Chart and figure data:
════════════════════
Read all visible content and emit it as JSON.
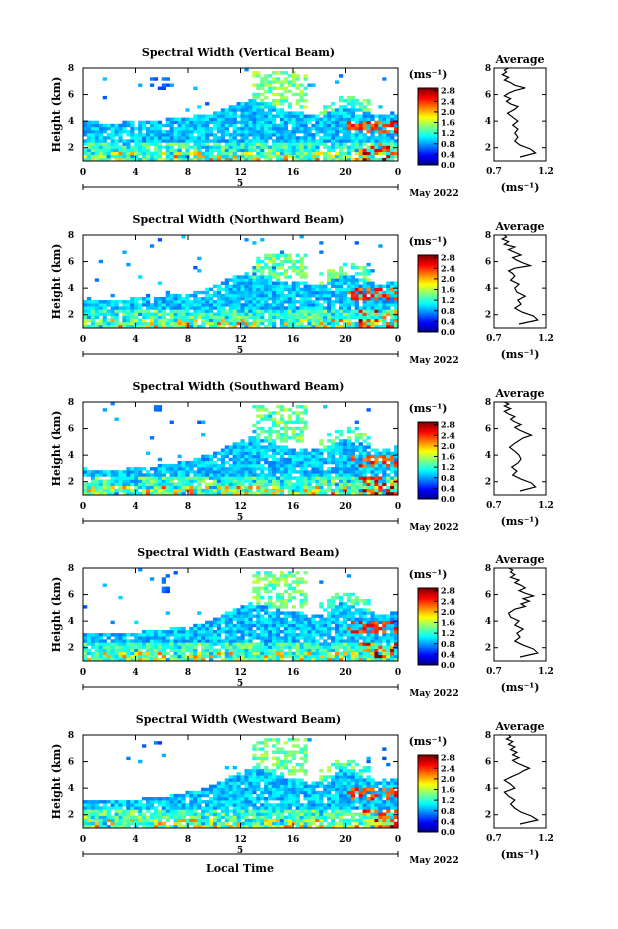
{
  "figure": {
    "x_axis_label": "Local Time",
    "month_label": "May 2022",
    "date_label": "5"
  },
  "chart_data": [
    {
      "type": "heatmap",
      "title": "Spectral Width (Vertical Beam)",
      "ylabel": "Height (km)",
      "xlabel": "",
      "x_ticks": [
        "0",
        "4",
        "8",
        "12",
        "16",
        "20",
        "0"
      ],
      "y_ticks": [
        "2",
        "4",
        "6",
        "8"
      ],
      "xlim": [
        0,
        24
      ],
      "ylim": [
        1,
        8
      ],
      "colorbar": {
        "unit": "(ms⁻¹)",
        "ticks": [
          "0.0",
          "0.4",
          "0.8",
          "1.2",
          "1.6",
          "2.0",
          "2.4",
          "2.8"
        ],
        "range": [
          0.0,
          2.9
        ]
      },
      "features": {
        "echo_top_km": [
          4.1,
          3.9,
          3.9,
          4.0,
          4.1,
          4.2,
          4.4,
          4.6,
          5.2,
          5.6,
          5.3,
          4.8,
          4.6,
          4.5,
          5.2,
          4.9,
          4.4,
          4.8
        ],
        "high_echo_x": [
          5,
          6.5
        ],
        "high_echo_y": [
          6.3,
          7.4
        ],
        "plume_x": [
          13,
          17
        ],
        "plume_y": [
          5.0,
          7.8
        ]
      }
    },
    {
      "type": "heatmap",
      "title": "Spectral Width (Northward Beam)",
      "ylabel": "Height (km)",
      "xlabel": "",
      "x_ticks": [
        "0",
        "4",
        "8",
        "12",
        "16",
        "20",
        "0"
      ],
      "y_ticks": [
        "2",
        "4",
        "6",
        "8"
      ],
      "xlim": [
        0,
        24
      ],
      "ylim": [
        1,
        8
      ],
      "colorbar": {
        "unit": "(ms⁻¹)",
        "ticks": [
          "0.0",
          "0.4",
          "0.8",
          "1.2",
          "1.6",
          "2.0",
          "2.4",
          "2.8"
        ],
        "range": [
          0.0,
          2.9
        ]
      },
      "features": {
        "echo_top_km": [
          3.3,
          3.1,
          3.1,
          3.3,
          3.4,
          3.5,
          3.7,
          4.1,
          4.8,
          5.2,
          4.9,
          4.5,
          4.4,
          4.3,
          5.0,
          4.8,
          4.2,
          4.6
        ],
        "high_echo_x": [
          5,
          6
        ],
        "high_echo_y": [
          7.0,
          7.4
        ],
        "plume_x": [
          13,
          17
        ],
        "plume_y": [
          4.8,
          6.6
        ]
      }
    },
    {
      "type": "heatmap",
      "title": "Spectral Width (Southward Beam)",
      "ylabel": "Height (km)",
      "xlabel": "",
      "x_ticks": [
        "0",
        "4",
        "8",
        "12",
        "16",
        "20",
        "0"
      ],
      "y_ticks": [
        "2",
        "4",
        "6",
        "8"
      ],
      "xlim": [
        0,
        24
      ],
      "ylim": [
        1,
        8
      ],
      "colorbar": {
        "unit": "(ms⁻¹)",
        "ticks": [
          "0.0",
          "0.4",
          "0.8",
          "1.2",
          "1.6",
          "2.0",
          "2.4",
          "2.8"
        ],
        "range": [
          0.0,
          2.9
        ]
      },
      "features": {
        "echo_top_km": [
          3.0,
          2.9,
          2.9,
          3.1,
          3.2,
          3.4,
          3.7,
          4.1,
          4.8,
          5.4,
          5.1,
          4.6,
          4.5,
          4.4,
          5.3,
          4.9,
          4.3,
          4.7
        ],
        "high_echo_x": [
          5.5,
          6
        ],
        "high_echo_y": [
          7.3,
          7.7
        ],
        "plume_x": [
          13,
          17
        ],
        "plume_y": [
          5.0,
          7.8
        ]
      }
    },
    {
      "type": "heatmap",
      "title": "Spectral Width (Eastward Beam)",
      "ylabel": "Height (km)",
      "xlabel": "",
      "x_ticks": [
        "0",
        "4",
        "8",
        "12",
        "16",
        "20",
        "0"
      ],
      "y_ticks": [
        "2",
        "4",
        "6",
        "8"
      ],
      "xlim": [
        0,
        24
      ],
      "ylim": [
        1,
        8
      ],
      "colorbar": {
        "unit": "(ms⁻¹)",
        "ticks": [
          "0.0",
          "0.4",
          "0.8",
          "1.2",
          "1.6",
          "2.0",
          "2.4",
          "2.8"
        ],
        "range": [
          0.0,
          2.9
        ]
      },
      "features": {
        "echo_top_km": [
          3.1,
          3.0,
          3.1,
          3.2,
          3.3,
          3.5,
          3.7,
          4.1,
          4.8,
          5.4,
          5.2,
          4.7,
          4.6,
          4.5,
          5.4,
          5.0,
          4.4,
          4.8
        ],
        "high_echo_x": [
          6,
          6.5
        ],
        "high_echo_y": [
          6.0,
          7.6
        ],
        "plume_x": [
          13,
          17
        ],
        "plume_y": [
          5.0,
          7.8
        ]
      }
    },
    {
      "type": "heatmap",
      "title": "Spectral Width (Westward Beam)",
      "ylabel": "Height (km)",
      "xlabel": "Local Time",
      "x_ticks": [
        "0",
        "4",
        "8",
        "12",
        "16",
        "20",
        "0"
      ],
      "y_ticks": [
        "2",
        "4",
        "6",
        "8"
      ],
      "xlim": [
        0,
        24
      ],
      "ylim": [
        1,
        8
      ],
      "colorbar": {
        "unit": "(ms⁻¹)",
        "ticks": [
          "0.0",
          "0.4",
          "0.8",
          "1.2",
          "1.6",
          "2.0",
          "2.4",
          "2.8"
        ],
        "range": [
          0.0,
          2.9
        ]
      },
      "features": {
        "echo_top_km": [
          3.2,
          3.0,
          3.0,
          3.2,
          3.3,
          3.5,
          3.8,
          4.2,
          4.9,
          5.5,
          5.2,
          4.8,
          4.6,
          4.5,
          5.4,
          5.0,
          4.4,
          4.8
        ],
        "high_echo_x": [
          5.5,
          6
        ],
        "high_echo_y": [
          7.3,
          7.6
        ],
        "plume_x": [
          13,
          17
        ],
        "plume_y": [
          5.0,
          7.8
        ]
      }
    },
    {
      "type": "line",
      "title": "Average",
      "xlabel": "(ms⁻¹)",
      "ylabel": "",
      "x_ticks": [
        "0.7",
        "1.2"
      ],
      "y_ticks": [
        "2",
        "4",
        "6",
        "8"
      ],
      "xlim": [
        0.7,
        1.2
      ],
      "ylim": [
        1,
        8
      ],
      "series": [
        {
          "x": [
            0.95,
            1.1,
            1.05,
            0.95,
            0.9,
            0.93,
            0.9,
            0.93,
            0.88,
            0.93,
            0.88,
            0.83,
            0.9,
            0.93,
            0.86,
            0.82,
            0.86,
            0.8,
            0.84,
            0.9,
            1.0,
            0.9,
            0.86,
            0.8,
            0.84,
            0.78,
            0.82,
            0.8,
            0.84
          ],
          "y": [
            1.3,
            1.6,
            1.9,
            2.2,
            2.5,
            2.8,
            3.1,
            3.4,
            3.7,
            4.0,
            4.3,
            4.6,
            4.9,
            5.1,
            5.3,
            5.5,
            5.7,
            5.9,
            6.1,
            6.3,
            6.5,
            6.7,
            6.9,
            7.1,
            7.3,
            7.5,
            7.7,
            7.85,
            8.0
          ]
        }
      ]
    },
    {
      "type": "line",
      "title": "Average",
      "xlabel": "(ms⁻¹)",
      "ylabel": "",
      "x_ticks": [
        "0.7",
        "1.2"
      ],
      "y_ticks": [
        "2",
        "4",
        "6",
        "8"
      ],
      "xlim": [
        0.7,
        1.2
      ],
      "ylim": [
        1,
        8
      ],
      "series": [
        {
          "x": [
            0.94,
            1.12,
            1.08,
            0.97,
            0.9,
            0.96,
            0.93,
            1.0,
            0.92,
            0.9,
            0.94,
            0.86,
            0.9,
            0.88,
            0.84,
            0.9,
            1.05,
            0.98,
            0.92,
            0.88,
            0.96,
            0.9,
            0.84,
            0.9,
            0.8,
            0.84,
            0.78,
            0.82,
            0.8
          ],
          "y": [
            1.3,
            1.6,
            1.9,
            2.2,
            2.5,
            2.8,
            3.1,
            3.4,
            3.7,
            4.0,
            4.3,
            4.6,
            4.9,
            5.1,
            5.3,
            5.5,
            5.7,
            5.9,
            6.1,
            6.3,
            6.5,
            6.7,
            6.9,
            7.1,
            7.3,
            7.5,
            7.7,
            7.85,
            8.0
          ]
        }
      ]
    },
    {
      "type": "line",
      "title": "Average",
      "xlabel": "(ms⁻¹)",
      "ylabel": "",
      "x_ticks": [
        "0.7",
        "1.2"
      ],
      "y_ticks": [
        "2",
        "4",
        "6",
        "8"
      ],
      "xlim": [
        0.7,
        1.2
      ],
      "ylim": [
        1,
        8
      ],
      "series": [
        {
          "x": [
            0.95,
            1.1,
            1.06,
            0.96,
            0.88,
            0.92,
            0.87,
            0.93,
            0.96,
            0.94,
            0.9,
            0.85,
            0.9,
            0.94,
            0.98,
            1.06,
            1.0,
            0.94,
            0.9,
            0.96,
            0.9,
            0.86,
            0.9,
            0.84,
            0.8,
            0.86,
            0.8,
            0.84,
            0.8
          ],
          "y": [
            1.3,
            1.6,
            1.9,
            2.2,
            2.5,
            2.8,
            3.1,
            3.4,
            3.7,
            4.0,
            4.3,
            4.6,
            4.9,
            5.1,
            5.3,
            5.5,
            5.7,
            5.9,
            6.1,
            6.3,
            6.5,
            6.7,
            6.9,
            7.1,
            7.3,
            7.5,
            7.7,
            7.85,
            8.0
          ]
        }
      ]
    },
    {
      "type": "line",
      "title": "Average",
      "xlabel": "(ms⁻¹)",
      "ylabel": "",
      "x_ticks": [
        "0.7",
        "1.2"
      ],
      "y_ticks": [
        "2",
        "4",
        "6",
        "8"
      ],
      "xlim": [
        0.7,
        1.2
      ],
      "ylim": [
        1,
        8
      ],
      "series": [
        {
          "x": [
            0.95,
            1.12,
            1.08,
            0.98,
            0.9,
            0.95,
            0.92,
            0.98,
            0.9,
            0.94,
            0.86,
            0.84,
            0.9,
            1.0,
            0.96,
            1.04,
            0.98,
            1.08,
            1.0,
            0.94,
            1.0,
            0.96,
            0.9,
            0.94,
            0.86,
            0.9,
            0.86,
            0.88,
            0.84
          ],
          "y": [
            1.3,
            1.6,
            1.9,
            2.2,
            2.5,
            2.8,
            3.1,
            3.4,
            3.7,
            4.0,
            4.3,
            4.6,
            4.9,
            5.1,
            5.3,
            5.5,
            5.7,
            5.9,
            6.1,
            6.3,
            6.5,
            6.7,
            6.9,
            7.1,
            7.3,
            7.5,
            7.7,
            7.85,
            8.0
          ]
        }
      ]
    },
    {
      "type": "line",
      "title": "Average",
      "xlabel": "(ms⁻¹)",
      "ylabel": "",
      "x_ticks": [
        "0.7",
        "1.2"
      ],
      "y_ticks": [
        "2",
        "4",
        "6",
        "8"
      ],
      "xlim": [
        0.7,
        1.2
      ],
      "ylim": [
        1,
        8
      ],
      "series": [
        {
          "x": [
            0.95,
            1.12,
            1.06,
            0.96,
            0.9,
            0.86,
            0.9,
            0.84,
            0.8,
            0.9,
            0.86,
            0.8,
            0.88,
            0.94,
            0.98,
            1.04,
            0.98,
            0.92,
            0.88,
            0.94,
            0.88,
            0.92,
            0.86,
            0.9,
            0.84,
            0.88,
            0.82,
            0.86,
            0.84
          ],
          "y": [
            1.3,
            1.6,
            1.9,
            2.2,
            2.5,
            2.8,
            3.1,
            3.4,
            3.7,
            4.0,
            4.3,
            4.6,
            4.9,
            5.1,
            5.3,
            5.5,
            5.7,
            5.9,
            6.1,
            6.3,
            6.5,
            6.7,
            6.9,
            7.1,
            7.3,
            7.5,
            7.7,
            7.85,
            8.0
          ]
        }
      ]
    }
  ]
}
════════════════════
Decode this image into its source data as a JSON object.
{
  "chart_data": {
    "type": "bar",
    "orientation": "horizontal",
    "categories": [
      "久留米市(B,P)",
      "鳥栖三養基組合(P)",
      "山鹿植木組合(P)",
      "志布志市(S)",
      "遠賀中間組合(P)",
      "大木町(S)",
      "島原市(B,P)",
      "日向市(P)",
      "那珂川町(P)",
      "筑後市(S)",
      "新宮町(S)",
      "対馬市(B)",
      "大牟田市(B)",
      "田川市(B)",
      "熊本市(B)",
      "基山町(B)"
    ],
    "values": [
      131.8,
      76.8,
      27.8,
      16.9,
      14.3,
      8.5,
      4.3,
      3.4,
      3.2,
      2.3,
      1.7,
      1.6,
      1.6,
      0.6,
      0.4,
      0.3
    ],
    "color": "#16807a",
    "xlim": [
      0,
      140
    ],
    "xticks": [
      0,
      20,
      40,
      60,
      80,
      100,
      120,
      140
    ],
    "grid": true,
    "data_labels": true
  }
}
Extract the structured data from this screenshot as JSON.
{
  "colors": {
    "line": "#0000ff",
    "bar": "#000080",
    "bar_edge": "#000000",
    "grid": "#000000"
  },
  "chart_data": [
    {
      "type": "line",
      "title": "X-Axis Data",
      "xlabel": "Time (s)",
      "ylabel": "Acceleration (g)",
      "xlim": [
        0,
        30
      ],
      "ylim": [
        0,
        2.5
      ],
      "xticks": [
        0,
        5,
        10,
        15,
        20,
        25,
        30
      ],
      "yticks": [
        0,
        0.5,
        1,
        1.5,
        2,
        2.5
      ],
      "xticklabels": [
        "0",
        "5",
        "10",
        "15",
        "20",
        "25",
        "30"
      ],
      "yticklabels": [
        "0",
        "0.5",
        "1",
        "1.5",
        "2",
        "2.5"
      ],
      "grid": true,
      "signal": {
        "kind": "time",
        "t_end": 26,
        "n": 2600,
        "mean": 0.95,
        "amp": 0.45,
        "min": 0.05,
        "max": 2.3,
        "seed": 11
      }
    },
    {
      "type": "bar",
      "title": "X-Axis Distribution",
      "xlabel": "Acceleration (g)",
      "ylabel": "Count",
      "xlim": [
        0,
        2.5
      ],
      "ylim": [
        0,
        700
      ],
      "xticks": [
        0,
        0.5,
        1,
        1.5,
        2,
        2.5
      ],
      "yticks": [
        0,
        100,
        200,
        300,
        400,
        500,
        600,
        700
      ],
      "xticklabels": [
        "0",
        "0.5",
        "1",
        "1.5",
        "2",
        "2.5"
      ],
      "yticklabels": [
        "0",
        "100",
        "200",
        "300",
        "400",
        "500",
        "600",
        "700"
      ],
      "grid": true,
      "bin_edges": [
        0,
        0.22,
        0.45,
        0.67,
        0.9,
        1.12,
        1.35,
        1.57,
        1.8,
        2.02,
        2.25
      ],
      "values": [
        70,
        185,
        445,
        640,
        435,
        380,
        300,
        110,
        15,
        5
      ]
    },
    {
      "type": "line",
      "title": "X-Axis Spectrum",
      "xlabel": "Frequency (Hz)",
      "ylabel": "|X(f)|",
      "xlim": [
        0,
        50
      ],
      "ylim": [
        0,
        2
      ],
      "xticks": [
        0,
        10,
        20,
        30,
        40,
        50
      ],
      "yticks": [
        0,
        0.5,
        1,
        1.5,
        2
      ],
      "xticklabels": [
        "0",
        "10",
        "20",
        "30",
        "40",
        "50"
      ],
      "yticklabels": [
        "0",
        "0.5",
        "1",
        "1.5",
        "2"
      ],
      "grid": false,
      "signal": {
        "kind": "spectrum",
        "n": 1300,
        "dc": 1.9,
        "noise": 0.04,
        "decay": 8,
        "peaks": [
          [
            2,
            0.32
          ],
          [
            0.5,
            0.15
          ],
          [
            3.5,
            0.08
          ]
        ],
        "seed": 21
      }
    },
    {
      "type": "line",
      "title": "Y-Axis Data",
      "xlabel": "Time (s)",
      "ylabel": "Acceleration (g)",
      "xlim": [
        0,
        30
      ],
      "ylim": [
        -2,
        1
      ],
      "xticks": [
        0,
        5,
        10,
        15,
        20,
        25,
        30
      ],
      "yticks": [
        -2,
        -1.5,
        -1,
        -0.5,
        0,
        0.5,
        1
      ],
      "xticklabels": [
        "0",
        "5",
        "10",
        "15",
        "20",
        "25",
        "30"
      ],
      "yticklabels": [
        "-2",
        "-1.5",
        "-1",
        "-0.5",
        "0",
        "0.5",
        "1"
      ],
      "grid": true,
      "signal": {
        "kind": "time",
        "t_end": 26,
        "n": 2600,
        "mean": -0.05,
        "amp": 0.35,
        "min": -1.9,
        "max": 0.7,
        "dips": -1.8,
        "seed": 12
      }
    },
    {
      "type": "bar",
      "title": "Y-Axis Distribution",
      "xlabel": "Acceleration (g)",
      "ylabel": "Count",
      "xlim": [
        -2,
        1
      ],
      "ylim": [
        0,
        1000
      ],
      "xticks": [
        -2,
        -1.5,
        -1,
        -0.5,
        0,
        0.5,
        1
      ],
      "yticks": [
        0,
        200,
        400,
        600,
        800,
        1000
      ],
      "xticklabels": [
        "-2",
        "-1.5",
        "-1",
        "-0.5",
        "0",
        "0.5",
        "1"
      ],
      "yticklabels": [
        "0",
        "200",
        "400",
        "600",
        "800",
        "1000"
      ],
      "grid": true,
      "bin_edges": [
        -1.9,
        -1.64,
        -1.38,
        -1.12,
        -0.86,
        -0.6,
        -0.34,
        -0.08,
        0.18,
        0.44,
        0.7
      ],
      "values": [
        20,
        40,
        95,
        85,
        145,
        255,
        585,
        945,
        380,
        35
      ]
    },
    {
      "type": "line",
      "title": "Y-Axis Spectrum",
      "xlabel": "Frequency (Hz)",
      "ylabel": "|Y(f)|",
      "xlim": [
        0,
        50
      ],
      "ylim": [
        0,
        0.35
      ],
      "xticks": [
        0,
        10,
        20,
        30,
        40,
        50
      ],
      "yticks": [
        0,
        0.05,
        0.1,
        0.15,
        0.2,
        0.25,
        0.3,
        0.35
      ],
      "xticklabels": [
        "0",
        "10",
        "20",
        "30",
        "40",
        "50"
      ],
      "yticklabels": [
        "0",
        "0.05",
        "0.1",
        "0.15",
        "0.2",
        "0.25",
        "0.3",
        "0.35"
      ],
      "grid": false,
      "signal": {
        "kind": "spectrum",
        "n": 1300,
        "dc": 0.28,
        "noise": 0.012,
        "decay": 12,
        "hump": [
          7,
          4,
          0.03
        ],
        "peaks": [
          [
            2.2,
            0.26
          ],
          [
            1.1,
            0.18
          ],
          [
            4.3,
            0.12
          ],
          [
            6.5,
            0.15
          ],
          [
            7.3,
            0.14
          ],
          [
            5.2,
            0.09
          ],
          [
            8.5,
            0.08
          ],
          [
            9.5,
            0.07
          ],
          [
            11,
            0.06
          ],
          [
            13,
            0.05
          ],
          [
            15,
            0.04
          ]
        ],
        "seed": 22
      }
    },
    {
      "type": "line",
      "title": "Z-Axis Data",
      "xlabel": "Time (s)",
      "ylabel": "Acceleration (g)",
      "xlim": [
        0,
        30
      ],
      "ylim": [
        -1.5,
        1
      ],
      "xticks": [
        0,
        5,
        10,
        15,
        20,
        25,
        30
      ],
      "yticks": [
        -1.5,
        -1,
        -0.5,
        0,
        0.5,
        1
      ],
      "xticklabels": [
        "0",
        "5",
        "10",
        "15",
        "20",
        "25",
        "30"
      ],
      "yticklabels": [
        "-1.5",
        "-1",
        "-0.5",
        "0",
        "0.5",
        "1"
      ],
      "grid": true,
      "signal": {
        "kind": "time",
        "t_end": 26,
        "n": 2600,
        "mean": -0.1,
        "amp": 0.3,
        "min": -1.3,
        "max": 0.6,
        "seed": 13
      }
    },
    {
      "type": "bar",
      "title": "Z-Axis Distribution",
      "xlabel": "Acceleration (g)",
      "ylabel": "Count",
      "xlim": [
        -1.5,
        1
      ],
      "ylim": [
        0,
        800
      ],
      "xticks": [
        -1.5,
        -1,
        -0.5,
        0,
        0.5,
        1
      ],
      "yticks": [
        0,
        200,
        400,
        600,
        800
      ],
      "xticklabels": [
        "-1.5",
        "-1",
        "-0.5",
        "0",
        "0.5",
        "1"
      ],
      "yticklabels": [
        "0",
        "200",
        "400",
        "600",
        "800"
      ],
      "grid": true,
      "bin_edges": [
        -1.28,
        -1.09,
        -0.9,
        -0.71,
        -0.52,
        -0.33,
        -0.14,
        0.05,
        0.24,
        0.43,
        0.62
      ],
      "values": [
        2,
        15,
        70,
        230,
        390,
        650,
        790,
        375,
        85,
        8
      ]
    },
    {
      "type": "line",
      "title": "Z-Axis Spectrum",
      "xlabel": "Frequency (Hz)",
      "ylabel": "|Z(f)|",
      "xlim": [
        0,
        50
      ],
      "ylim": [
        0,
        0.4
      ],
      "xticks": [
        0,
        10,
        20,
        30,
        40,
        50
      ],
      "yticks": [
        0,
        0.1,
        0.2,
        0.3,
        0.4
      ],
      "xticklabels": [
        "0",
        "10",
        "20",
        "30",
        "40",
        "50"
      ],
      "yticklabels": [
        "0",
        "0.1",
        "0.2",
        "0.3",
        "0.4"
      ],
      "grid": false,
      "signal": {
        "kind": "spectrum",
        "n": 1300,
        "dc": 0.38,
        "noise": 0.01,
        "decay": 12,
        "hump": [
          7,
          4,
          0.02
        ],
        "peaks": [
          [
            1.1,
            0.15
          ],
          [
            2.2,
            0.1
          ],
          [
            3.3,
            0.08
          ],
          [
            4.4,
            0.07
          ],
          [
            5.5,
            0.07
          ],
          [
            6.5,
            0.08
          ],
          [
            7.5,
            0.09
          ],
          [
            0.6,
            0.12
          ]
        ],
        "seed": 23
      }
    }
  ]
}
════════════════════
Requirements: Scan the entries above for the word "Local" and collect each line holding it.

Task answer:
    "x_axis_label": "Local Time",
      "xlabel": "Local Time",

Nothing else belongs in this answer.